*SHORT TASK*.
Omit all pictures and give the records below again exactly as written.

Start of GIVEN INFORMATION

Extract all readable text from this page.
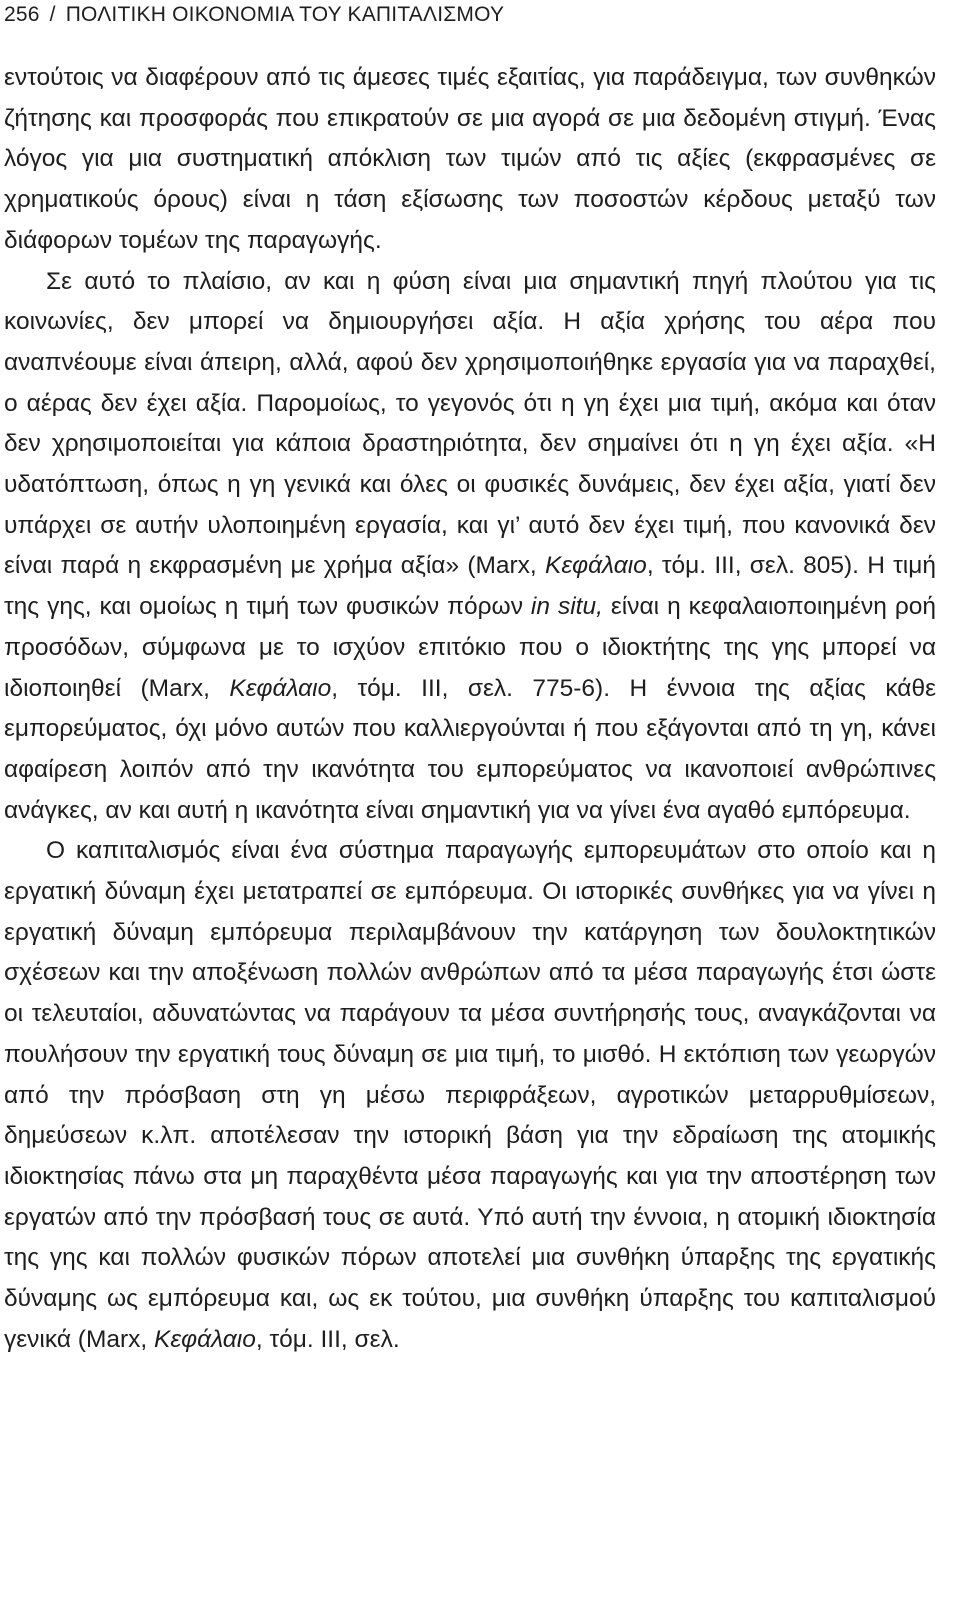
256 / ΠΟΛΙΤΙΚΗ ΟΙΚΟΝΟΜΙΑ ΤΟΥ ΚΑΠΙΤΑΛΙΣΜΟΥ

εντούτοις να διαφέρουν από τις άμεσες τιμές εξαιτίας, για παράδειγμα, των συνθηκών ζήτησης και προσφοράς που επικρατούν σε μια αγορά σε μια δεδομένη στιγμή. Ένας λόγος για μια συστηματική απόκλιση των τιμών από τις αξίες (εκφρασμένες σε χρηματικούς όρους) είναι η τάση εξίσωσης των ποσοστών κέρδους μεταξύ των διάφορων τομέων της παραγωγής.

Σε αυτό το πλαίσιο, αν και η φύση είναι μια σημαντική πηγή πλούτου για τις κοινωνίες, δεν μπορεί να δημιουργήσει αξία. Η αξία χρήσης του αέρα που αναπνέουμε είναι άπειρη, αλλά, αφού δεν χρησιμοποιήθηκε εργασία για να παραχθεί, ο αέρας δεν έχει αξία. Παρομοίως, το γεγονός ότι η γη έχει μια τιμή, ακόμα και όταν δεν χρησιμοποιείται για κάποια δραστηριότητα, δεν σημαίνει ότι η γη έχει αξία. «Η υδατόπτωση, όπως η γη γενικά και όλες οι φυσικές δυνάμεις, δεν έχει αξία, γιατί δεν υπάρχει σε αυτήν υλοποιημένη εργασία, και γι’ αυτό δεν έχει τιμή, που κανονικά δεν είναι παρά η εκφρασμένη με χρήμα αξία» (Marx, Κεφάλαιο, τόμ. III, σελ. 805). Η τιμή της γης, και ομοίως η τιμή των φυσικών πόρων in situ, είναι η κεφαλαιοποιημένη ροή προσόδων, σύμφωνα με το ισχύον επιτόκιο που ο ιδιοκτήτης της γης μπορεί να ιδιοποιηθεί (Marx, Κεφάλαιο, τόμ. III, σελ. 775-6). Η έννοια της αξίας κάθε εμπορεύματος, όχι μόνο αυτών που καλλιεργούνται ή που εξάγονται από τη γη, κάνει αφαίρεση λοιπόν από την ικανότητα του εμπορεύματος να ικανοποιεί ανθρώπινες ανάγκες, αν και αυτή η ικανότητα είναι σημαντική για να γίνει ένα αγαθό εμπόρευμα.

Ο καπιταλισμός είναι ένα σύστημα παραγωγής εμπορευμάτων στο οποίο και η εργατική δύναμη έχει μετατραπεί σε εμπόρευμα. Οι ιστορικές συνθήκες για να γίνει η εργατική δύναμη εμπόρευμα περιλαμβάνουν την κατάργηση των δουλοκτητικών σχέσεων και την αποξένωση πολλών ανθρώπων από τα μέσα παραγωγής έτσι ώστε οι τελευταίοι, αδυνατώντας να παράγουν τα μέσα συντήρησής τους, αναγκάζονται να πουλήσουν την εργατική τους δύναμη σε μια τιμή, το μισθό. Η εκτόπιση των γεωργών από την πρόσβαση στη γη μέσω περιφράξεων, αγροτικών μεταρρυθμίσεων, δημεύσεων κ.λπ. αποτέλεσαν την ιστορική βάση για την εδραίωση της ατομικής ιδιοκτησίας πάνω στα μη παραχθέντα μέσα παραγωγής και για την αποστέρηση των εργατών από την πρόσβασή τους σε αυτά. Υπό αυτή την έννοια, η ατομική ιδιοκτησία της γης και πολλών φυσικών πόρων αποτελεί μια συνθήκη ύπαρξης της εργατικής δύναμης ως εμπόρευμα και, ως εκ τούτου, μια συνθήκη ύπαρξης του καπιταλισμού γενικά (Marx, Κεφάλαιο, τόμ. III, σελ.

End of GIVEN INFORMATION

*EXERCISE RESULT*.
Extract all readable text from this page.
256 / ΠΟΛΙΤΙΚΗ ΟΙΚΟΝΟΜΙΑ ΤΟΥ ΚΑΠΙΤΑΛΙΣΜΟΥ

εντούτοις να διαφέρουν από τις άμεσες τιμές εξαιτίας, για παράδειγμα, των συνθηκών ζήτησης και προσφοράς που επικρατούν σε μια αγορά σε μια δεδομένη στιγμή. Ένας λόγος για μια συστηματική απόκλιση των τιμών από τις αξίες (εκφρασμένες σε χρηματικούς όρους) είναι η τάση εξίσωσης των ποσοστών κέρδους μεταξύ των διάφορων τομέων της παραγωγής.

Σε αυτό το πλαίσιο, αν και η φύση είναι μια σημαντική πηγή πλούτου για τις κοινωνίες, δεν μπορεί να δημιουργήσει αξία. Η αξία χρήσης του αέρα που αναπνέουμε είναι άπειρη, αλλά, αφού δεν χρησιμοποιήθηκε εργασία για να παραχθεί, ο αέρας δεν έχει αξία. Παρομοίως, το γεγονός ότι η γη έχει μια τιμή, ακόμα και όταν δεν χρησιμοποιείται για κάποια δραστηριότητα, δεν σημαίνει ότι η γη έχει αξία. «Η υδατόπτωση, όπως η γη γενικά και όλες οι φυσικές δυνάμεις, δεν έχει αξία, γιατί δεν υπάρχει σε αυτήν υλοποιημένη εργασία, και γι’ αυτό δεν έχει τιμή, που κανονικά δεν είναι παρά η εκφρασμένη με χρήμα αξία» (Marx, Κεφάλαιο, τόμ. III, σελ. 805). Η τιμή της γης, και ομοίως η τιμή των φυσικών πόρων in situ, είναι η κεφαλαιοποιημένη ροή προσόδων, σύμφωνα με το ισχύον επιτόκιο που ο ιδιοκτήτης της γης μπορεί να ιδιοποιηθεί (Marx, Κεφάλαιο, τόμ. III, σελ. 775-6). Η έννοια της αξίας κάθε εμπορεύματος, όχι μόνο αυτών που καλλιεργούνται ή που εξάγονται από τη γη, κάνει αφαίρεση λοιπόν από την ικανότητα του εμπορεύματος να ικανοποιεί ανθρώπινες ανάγκες, αν και αυτή η ικανότητα είναι σημαντική για να γίνει ένα αγαθό εμπόρευμα.

Ο καπιταλισμός είναι ένα σύστημα παραγωγής εμπορευμάτων στο οποίο και η εργατική δύναμη έχει μετατραπεί σε εμπόρευμα. Οι ιστορικές συνθήκες για να γίνει η εργατική δύναμη εμπόρευμα περιλαμβάνουν την κατάργηση των δουλοκτητικών σχέσεων και την αποξένωση πολλών ανθρώπων από τα μέσα παραγωγής έτσι ώστε οι τελευταίοι, αδυνατώντας να παράγουν τα μέσα συντήρησής τους, αναγκάζονται να πουλήσουν την εργατική τους δύναμη σε μια τιμή, το μισθό. Η εκτόπιση των γεωργών από την πρόσβαση στη γη μέσω περιφράξεων, αγροτικών μεταρρυθμίσεων, δημεύσεων κ.λπ. αποτέλεσαν την ιστορική βάση για την εδραίωση της ατομικής ιδιοκτησίας πάνω στα μη παραχθέντα μέσα παραγωγής και για την αποστέρηση των εργατών από την πρόσβασή τους σε αυτά. Υπό αυτή την έννοια, η ατομική ιδιοκτησία της γης και πολλών φυσικών πόρων αποτελεί μια συνθήκη ύπαρξης της εργατικής δύναμης ως εμπόρευμα και, ως εκ τούτου, μια συνθήκη ύπαρξης του καπιταλισμού γενικά (Marx, Κεφάλαιο, τόμ. III, σελ.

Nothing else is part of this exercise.